Raw records
──────────────────────────────

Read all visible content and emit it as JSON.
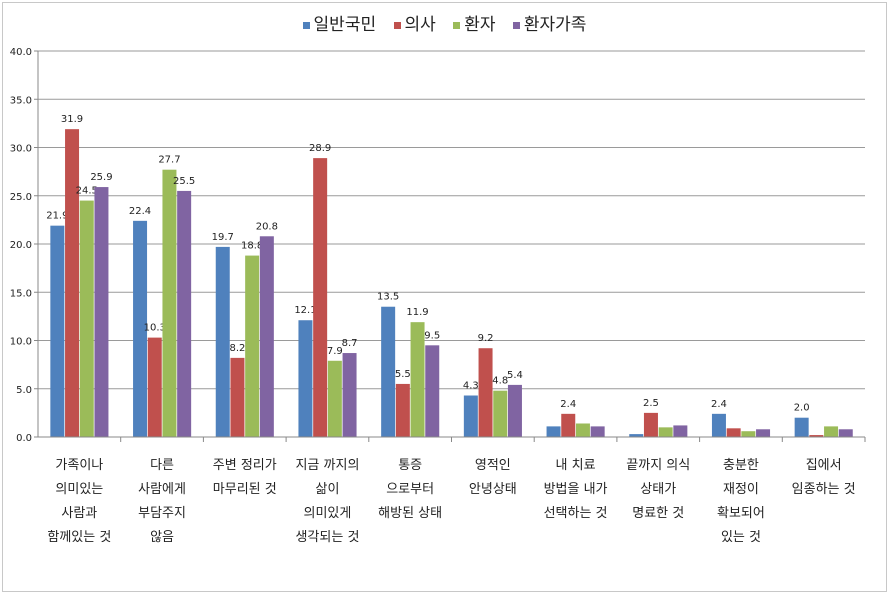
{
  "chart_data": {
    "type": "bar",
    "title": "",
    "xlabel": "",
    "ylabel": "",
    "ylim": [
      0,
      40
    ],
    "yticks": [
      "0.0",
      "5.0",
      "10.0",
      "15.0",
      "20.0",
      "25.0",
      "30.0",
      "35.0",
      "40.0"
    ],
    "legend_position": "top",
    "categories": [
      [
        "가족이나",
        "의미있는",
        "사람과",
        "함께있는 것"
      ],
      [
        "다른",
        "사람에게",
        "부담주지",
        "않음"
      ],
      [
        "주변 정리가",
        "마무리된 것"
      ],
      [
        "지금 까지의",
        "삶이",
        "의미있게",
        "생각되는 것"
      ],
      [
        "통증",
        "으로부터",
        "해방된 상태"
      ],
      [
        "영적인",
        "안녕상태"
      ],
      [
        "내 치료",
        "방법을 내가",
        "선택하는 것"
      ],
      [
        "끝까지 의식",
        "상태가",
        "명료한 것"
      ],
      [
        "충분한",
        "재정이",
        "확보되어",
        "있는 것"
      ],
      [
        "집에서",
        "임종하는 것"
      ]
    ],
    "series": [
      {
        "name": "일반국민",
        "color": "#4f81bd",
        "values": [
          21.9,
          22.4,
          19.7,
          12.1,
          13.5,
          4.3,
          1.1,
          0.3,
          2.4,
          2.0
        ]
      },
      {
        "name": "의사",
        "color": "#c0504d",
        "values": [
          31.9,
          10.3,
          8.2,
          28.9,
          5.5,
          9.2,
          2.4,
          2.5,
          0.9,
          0.2
        ]
      },
      {
        "name": "환자",
        "color": "#9bbb59",
        "values": [
          24.5,
          27.7,
          18.8,
          7.9,
          11.9,
          4.8,
          1.4,
          1.0,
          0.6,
          1.1
        ]
      },
      {
        "name": "환자가족",
        "color": "#8064a2",
        "values": [
          25.9,
          25.5,
          20.8,
          8.7,
          9.5,
          5.4,
          1.1,
          1.2,
          0.8,
          0.8
        ]
      }
    ],
    "data_labels": [
      [
        "21.9",
        "31.9",
        "24.5",
        "25.9"
      ],
      [
        "22.4",
        "10.3",
        "27.7",
        "25.5"
      ],
      [
        "19.7",
        "8.2",
        "18.8",
        "20.8"
      ],
      [
        "12.1",
        "28.9",
        "7.9",
        "8.7"
      ],
      [
        "13.5",
        "5.5",
        "11.9",
        "9.5"
      ],
      [
        "4.3",
        "9.2",
        "4.8",
        "5.4"
      ],
      [
        null,
        "2.4",
        null,
        null
      ],
      [
        null,
        "2.5",
        null,
        null
      ],
      [
        "2.4",
        null,
        null,
        null
      ],
      [
        "2.0",
        null,
        null,
        null
      ]
    ]
  }
}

──────────────────────────────

Problem details:
All entries are to be retyped exactly. Omit any embedded images.

Right answer:
Read all visible content and emit it as JSON.
{
  "chart_data": {
    "type": "bar",
    "title": "",
    "xlabel": "",
    "ylabel": "",
    "ylim": [
      0,
      40
    ],
    "yticks": [
      "0.0",
      "5.0",
      "10.0",
      "15.0",
      "20.0",
      "25.0",
      "30.0",
      "35.0",
      "40.0"
    ],
    "legend_position": "top",
    "categories": [
      [
        "가족이나",
        "의미있는",
        "사람과",
        "함께있는 것"
      ],
      [
        "다른",
        "사람에게",
        "부담주지",
        "않음"
      ],
      [
        "주변 정리가",
        "마무리된 것"
      ],
      [
        "지금 까지의",
        "삶이",
        "의미있게",
        "생각되는 것"
      ],
      [
        "통증",
        "으로부터",
        "해방된 상태"
      ],
      [
        "영적인",
        "안녕상태"
      ],
      [
        "내 치료",
        "방법을 내가",
        "선택하는 것"
      ],
      [
        "끝까지 의식",
        "상태가",
        "명료한 것"
      ],
      [
        "충분한",
        "재정이",
        "확보되어",
        "있는 것"
      ],
      [
        "집에서",
        "임종하는 것"
      ]
    ],
    "series": [
      {
        "name": "일반국민",
        "color": "#4f81bd",
        "values": [
          21.9,
          22.4,
          19.7,
          12.1,
          13.5,
          4.3,
          1.1,
          0.3,
          2.4,
          2.0
        ]
      },
      {
        "name": "의사",
        "color": "#c0504d",
        "values": [
          31.9,
          10.3,
          8.2,
          28.9,
          5.5,
          9.2,
          2.4,
          2.5,
          0.9,
          0.2
        ]
      },
      {
        "name": "환자",
        "color": "#9bbb59",
        "values": [
          24.5,
          27.7,
          18.8,
          7.9,
          11.9,
          4.8,
          1.4,
          1.0,
          0.6,
          1.1
        ]
      },
      {
        "name": "환자가족",
        "color": "#8064a2",
        "values": [
          25.9,
          25.5,
          20.8,
          8.7,
          9.5,
          5.4,
          1.1,
          1.2,
          0.8,
          0.8
        ]
      }
    ],
    "data_labels": [
      [
        "21.9",
        "31.9",
        "24.5",
        "25.9"
      ],
      [
        "22.4",
        "10.3",
        "27.7",
        "25.5"
      ],
      [
        "19.7",
        "8.2",
        "18.8",
        "20.8"
      ],
      [
        "12.1",
        "28.9",
        "7.9",
        "8.7"
      ],
      [
        "13.5",
        "5.5",
        "11.9",
        "9.5"
      ],
      [
        "4.3",
        "9.2",
        "4.8",
        "5.4"
      ],
      [
        null,
        "2.4",
        null,
        null
      ],
      [
        null,
        "2.5",
        null,
        null
      ],
      [
        "2.4",
        null,
        null,
        null
      ],
      [
        "2.0",
        null,
        null,
        null
      ]
    ]
  }
}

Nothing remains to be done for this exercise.